*WHAT YOU SHOULD DO*: Repeat the data that follows, word for word, without the images.

*STORED DATA*:
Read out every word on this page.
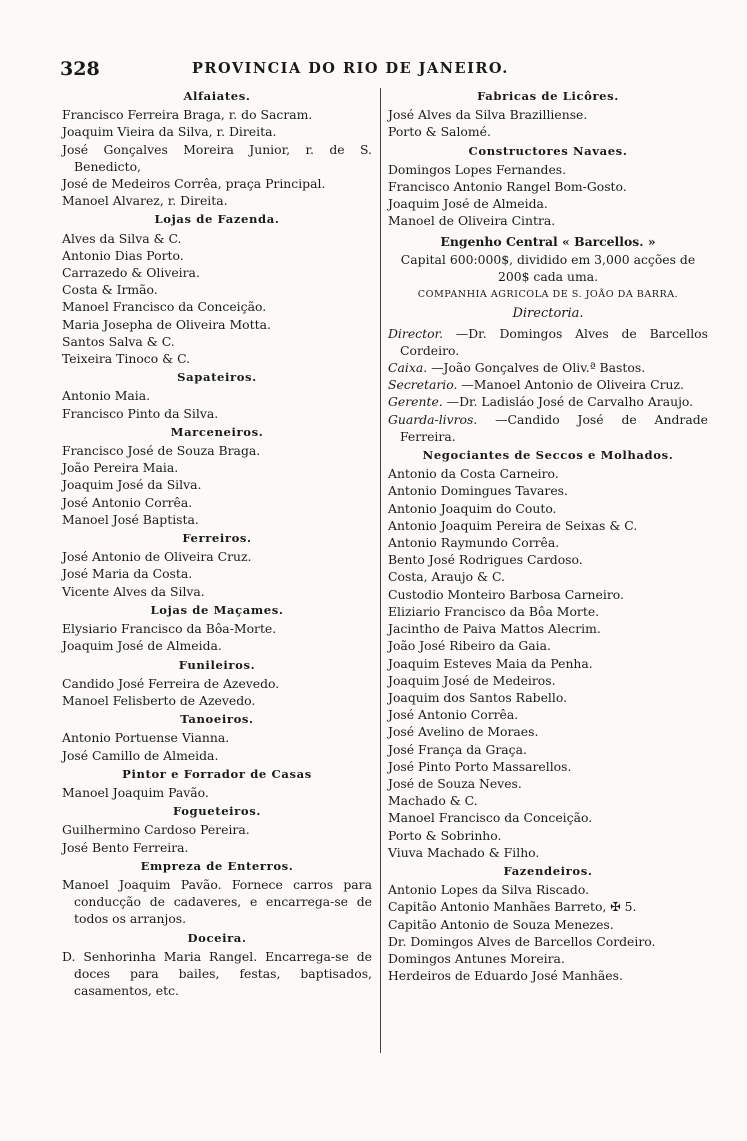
328	PROVINCIA DO RIO DE JANEIRO.
Alfaiates.
Francisco Ferreira Braga, r. do Sacram.
Joaquim Vieira da Silva, r. Direita.
José Gonçalves Moreira Junior, r. de S. Benedicto,
José de Medeiros Corrêa, praça Principal.
Manoel Alvarez, r. Direita.
Lojas de Fazenda.
Alves da Silva & C.
Antonio Dias Porto.
Carrazedo & Oliveira.
Costa & Irmão.
Manoel Francisco da Conceição.
Maria Josepha de Oliveira Motta.
Santos Salva & C.
Teixeira Tinoco & C.
Sapateiros.
Antonio Maia.
Francisco Pinto da Silva.
Marceneiros.
Francisco José de Souza Braga.
João Pereira Maia.
Joaquim José da Silva.
José Antonio Corrêa.
Manoel José Baptista.
Ferreiros.
José Antonio de Oliveira Cruz.
José Maria da Costa.
Vicente Alves da Silva.
Lojas de Maçames.
Elysiario Francisco da Bôa-Morte.
Joaquim José de Almeida.
Funileiros.
Candido José Ferreira de Azevedo.
Manoel Felisberto de Azevedo.
Tanoeiros.
Antonio Portuense Vianna.
José Camillo de Almeida.
Pintor e Forrador de Casas
Manoel Joaquim Pavão.
Fogueteiros.
Guilhermino Cardoso Pereira.
José Bento Ferreira.
Empreza de Enterros.
Manoel Joaquim Pavão. Fornece carros para conducção de cadaveres, e encarrega-se de todos os arranjos.
Doceira.
D. Senhorinha Maria Rangel. Encarrega-se de doces para bailes, festas, baptisados, casamentos, etc.
Fabricas de Licôres.
José Alves da Silva Brazilliense.
Porto & Salomé.
Constructores Navaes.
Domingos Lopes Fernandes.
Francisco Antonio Rangel Bom-Gosto.
Joaquim José de Almeida.
Manoel de Oliveira Cintra.
Engenho Central « Barcellos. »
Capital 600:000$, dividido em 3,000 acções de 200$ cada uma.
COMPANHIA AGRICOLA DE S. JOÃO DA BARRA.
Directoria.
Director. —Dr. Domingos Alves de Barcellos Cordeiro.
Caixa. —João Gonçalves de Oliv.ª Bastos.
Secretario. —Manoel Antonio de Oliveira Cruz.
Gerente. —Dr. Ladisláo José de Carvalho Araujo.
Guarda-livros. —Candido José de Andrade Ferreira.
Negociantes de Seccos e Molhados.
Antonio da Costa Carneiro.
Antonio Domingues Tavares.
Antonio Joaquim do Couto.
Antonio Joaquim Pereira de Seixas & C.
Antonio Raymundo Corrêa.
Bento José Rodrigues Cardoso.
Costa, Araujo & C.
Custodio Monteiro Barbosa Carneiro.
Eliziario Francisco da Bôa Morte.
Jacintho de Paiva Mattos Alecrim.
João José Ribeiro da Gaia.
Joaquim Esteves Maia da Penha.
Joaquim José de Medeiros.
Joaquim dos Santos Rabello.
José Antonio Corrêa.
José Avelino de Moraes.
José França da Graça.
José Pinto Porto Massarellos.
José de Souza Neves.
Machado & C.
Manoel Francisco da Conceição.
Porto & Sobrinho.
Viuva Machado & Filho.
Fazendeiros.
Antonio Lopes da Silva Riscado.
Capitão Antonio Manhães Barreto, ✠ 5.
Capitão Antonio de Souza Menezes.
Dr. Domingos Alves de Barcellos Cordeiro.
Domingos Antunes Moreira.
Herdeiros de Eduardo José Manhães.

*WRITTEN RESPONSE*:
Read out every word on this page.
328	PROVINCIA DO RIO DE JANEIRO.
Alfaiates.
Francisco Ferreira Braga, r. do Sacram.
Joaquim Vieira da Silva, r. Direita.
José Gonçalves Moreira Junior, r. de S. Benedicto,
José de Medeiros Corrêa, praça Principal.
Manoel Alvarez, r. Direita.
Lojas de Fazenda.
Alves da Silva & C.
Antonio Dias Porto.
Carrazedo & Oliveira.
Costa & Irmão.
Manoel Francisco da Conceição.
Maria Josepha de Oliveira Motta.
Santos Salva & C.
Teixeira Tinoco & C.
Sapateiros.
Antonio Maia.
Francisco Pinto da Silva.
Marceneiros.
Francisco José de Souza Braga.
João Pereira Maia.
Joaquim José da Silva.
José Antonio Corrêa.
Manoel José Baptista.
Ferreiros.
José Antonio de Oliveira Cruz.
José Maria da Costa.
Vicente Alves da Silva.
Lojas de Maçames.
Elysiario Francisco da Bôa-Morte.
Joaquim José de Almeida.
Funileiros.
Candido José Ferreira de Azevedo.
Manoel Felisberto de Azevedo.
Tanoeiros.
Antonio Portuense Vianna.
José Camillo de Almeida.
Pintor e Forrador de Casas
Manoel Joaquim Pavão.
Fogueteiros.
Guilhermino Cardoso Pereira.
José Bento Ferreira.
Empreza de Enterros.
Manoel Joaquim Pavão. Fornece carros para conducção de cadaveres, e encarrega-se de todos os arranjos.
Doceira.
D. Senhorinha Maria Rangel. Encarrega-se de doces para bailes, festas, baptisados, casamentos, etc.
Fabricas de Licôres.
José Alves da Silva Brazilliense.
Porto & Salomé.
Constructores Navaes.
Domingos Lopes Fernandes.
Francisco Antonio Rangel Bom-Gosto.
Joaquim José de Almeida.
Manoel de Oliveira Cintra.
Engenho Central « Barcellos. »
Capital 600:000$, dividido em 3,000 acções de 200$ cada uma.
COMPANHIA AGRICOLA DE S. JOÃO DA BARRA.
Directoria.
Director. —Dr. Domingos Alves de Barcellos Cordeiro.
Caixa. —João Gonçalves de Oliv.ª Bastos.
Secretario. —Manoel Antonio de Oliveira Cruz.
Gerente. —Dr. Ladisláo José de Carvalho Araujo.
Guarda-livros. —Candido José de Andrade Ferreira.
Negociantes de Seccos e Molhados.
Antonio da Costa Carneiro.
Antonio Domingues Tavares.
Antonio Joaquim do Couto.
Antonio Joaquim Pereira de Seixas & C.
Antonio Raymundo Corrêa.
Bento José Rodrigues Cardoso.
Costa, Araujo & C.
Custodio Monteiro Barbosa Carneiro.
Eliziario Francisco da Bôa Morte.
Jacintho de Paiva Mattos Alecrim.
João José Ribeiro da Gaia.
Joaquim Esteves Maia da Penha.
Joaquim José de Medeiros.
Joaquim dos Santos Rabello.
José Antonio Corrêa.
José Avelino de Moraes.
José França da Graça.
José Pinto Porto Massarellos.
José de Souza Neves.
Machado & C.
Manoel Francisco da Conceição.
Porto & Sobrinho.
Viuva Machado & Filho.
Fazendeiros.
Antonio Lopes da Silva Riscado.
Capitão Antonio Manhães Barreto, ✠ 5.
Capitão Antonio de Souza Menezes.
Dr. Domingos Alves de Barcellos Cordeiro.
Domingos Antunes Moreira.
Herdeiros de Eduardo José Manhães.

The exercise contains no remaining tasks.